Items listed in a dataset:
○ ○ ○ ○ ○ ○ ○
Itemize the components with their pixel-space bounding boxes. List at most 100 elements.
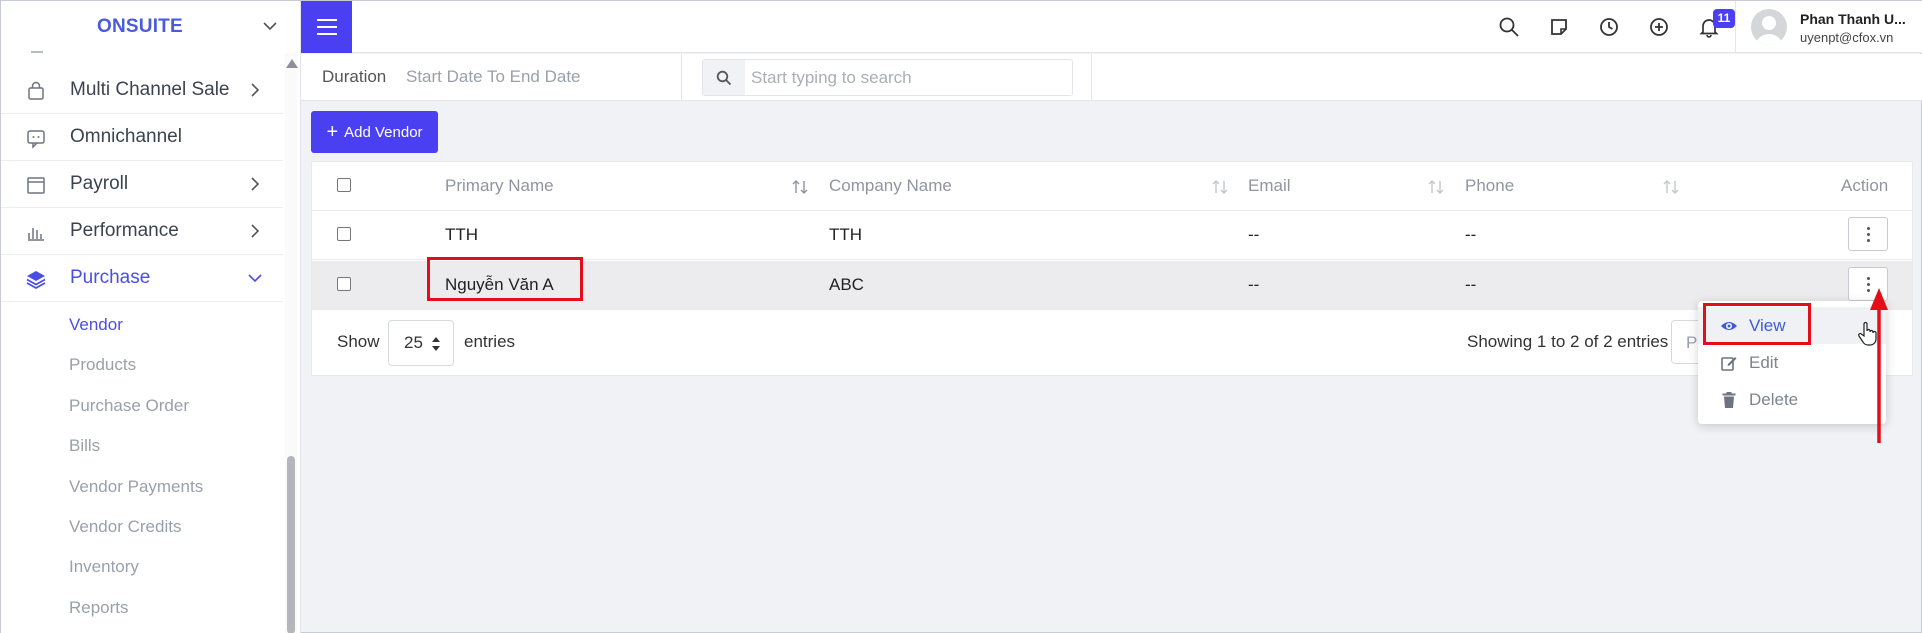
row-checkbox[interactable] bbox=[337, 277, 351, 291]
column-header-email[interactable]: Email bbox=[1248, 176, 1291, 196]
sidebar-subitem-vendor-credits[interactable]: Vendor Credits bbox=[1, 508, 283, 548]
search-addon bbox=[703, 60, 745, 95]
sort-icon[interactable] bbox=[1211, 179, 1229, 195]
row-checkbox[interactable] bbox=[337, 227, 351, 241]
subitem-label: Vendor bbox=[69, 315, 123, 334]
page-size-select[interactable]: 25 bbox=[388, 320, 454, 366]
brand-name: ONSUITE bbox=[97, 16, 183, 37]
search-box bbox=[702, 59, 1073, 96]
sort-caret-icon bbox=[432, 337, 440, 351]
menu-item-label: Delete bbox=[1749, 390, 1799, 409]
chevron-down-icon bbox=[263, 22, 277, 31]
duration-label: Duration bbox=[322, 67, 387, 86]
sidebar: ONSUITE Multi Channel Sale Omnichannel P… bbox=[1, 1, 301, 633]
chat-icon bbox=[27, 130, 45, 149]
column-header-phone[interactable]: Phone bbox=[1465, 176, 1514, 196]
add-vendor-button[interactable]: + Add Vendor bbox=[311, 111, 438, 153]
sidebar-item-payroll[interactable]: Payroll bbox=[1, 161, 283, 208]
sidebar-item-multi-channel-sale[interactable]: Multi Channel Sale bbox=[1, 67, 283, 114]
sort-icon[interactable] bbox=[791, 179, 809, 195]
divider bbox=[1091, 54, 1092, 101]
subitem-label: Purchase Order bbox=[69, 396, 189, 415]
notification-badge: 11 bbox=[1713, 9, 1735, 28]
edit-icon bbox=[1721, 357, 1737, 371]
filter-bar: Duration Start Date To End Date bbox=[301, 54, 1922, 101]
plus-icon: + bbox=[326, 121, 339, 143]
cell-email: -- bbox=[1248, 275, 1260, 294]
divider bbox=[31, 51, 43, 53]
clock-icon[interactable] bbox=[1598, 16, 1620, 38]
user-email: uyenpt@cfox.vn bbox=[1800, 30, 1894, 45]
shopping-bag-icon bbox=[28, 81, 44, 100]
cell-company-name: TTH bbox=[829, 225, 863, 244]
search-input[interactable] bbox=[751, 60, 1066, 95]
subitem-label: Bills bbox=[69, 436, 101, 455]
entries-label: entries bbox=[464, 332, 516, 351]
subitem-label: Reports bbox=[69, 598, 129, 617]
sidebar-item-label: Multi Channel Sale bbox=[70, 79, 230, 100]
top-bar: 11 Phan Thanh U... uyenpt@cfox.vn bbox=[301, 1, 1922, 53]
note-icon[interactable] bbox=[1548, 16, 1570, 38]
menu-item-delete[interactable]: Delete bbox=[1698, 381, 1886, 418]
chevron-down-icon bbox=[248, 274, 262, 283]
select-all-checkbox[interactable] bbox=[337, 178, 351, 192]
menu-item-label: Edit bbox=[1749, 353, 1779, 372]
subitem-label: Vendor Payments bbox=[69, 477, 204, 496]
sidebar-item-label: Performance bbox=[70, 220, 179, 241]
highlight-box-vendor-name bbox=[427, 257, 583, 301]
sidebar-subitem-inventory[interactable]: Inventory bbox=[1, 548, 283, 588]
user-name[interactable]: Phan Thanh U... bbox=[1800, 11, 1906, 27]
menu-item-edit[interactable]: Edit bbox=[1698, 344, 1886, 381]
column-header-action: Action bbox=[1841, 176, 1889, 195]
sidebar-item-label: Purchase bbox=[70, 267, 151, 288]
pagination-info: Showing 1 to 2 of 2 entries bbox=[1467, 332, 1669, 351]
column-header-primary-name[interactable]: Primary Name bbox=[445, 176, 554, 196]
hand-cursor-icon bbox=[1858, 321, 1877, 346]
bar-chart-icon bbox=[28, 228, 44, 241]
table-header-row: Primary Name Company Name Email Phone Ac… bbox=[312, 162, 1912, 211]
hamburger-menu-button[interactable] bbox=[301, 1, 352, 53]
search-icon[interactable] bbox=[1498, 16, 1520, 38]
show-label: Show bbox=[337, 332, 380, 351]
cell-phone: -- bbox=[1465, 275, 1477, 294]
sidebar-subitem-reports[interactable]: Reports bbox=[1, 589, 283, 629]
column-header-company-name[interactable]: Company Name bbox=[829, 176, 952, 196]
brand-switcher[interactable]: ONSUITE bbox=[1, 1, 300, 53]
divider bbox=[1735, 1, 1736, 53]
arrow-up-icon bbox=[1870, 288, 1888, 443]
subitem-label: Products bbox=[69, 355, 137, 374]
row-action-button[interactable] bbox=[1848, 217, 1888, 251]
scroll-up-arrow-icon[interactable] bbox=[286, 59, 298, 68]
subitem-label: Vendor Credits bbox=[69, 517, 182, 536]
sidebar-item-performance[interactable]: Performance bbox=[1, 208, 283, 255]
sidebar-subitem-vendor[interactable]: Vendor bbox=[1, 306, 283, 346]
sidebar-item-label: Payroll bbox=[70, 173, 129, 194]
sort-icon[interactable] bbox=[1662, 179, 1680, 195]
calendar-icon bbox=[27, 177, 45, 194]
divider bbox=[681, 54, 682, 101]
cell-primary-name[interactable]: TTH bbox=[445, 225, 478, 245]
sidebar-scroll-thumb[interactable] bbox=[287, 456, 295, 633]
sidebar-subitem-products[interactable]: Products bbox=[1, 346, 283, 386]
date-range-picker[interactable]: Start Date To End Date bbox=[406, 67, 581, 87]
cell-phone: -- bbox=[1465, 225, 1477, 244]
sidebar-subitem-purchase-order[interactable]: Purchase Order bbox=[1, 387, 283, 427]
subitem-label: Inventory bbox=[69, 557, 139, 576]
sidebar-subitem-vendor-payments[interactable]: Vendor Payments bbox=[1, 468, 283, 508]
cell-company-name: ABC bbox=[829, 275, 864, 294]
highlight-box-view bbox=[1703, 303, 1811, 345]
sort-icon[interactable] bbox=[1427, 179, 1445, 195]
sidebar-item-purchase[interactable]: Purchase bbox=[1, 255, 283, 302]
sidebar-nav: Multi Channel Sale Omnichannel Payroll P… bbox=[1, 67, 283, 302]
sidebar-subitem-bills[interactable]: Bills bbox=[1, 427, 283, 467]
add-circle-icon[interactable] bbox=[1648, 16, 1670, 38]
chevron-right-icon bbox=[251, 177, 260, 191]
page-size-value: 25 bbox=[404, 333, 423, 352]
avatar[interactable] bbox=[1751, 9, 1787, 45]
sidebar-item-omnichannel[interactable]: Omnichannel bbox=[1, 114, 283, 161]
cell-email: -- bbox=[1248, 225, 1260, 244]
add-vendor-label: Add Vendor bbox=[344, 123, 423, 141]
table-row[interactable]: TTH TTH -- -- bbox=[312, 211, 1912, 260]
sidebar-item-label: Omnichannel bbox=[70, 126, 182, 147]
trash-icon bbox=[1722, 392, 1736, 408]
○ ○ ○ ○ ○ ○ ○
_Task objective_. Copy out these lines verbatim, beginning at the line that contains "row-checkbox[interactable] bbox=[337, 277, 351, 291]" and stopping after the line that contains "filter-bar: Duration Start".

_Response_.
row-checkbox[interactable] bbox=[337, 277, 351, 291]
column-header-email[interactable]: Email bbox=[1248, 176, 1291, 196]
sidebar-subitem-vendor-credits[interactable]: Vendor Credits bbox=[1, 508, 283, 548]
search-addon bbox=[703, 60, 745, 95]
sort-icon[interactable] bbox=[1211, 179, 1229, 195]
row-checkbox[interactable] bbox=[337, 227, 351, 241]
subitem-label: Vendor bbox=[69, 315, 123, 334]
page-size-select[interactable]: 25 bbox=[388, 320, 454, 366]
brand-name: ONSUITE bbox=[97, 16, 183, 37]
search-box bbox=[702, 59, 1073, 96]
sort-caret-icon bbox=[432, 337, 440, 351]
menu-item-label: Delete bbox=[1749, 390, 1799, 409]
chevron-down-icon bbox=[263, 22, 277, 31]
duration-label: Duration bbox=[322, 67, 387, 86]
sidebar: ONSUITE Multi Channel Sale Omnichannel P… bbox=[1, 1, 301, 633]
chat-icon bbox=[27, 130, 45, 149]
column-header-phone[interactable]: Phone bbox=[1465, 176, 1514, 196]
add-vendor-button[interactable]: + Add Vendor bbox=[311, 111, 438, 153]
sidebar-item-payroll[interactable]: Payroll bbox=[1, 161, 283, 208]
sidebar-item-multi-channel-sale[interactable]: Multi Channel Sale bbox=[1, 67, 283, 114]
sort-icon[interactable] bbox=[791, 179, 809, 195]
divider bbox=[1091, 54, 1092, 101]
subitem-label: Purchase Order bbox=[69, 396, 189, 415]
notification-badge: 11 bbox=[1713, 9, 1735, 28]
edit-icon bbox=[1721, 357, 1737, 371]
filter-bar: Duration Start Date To End Date bbox=[301, 54, 1922, 101]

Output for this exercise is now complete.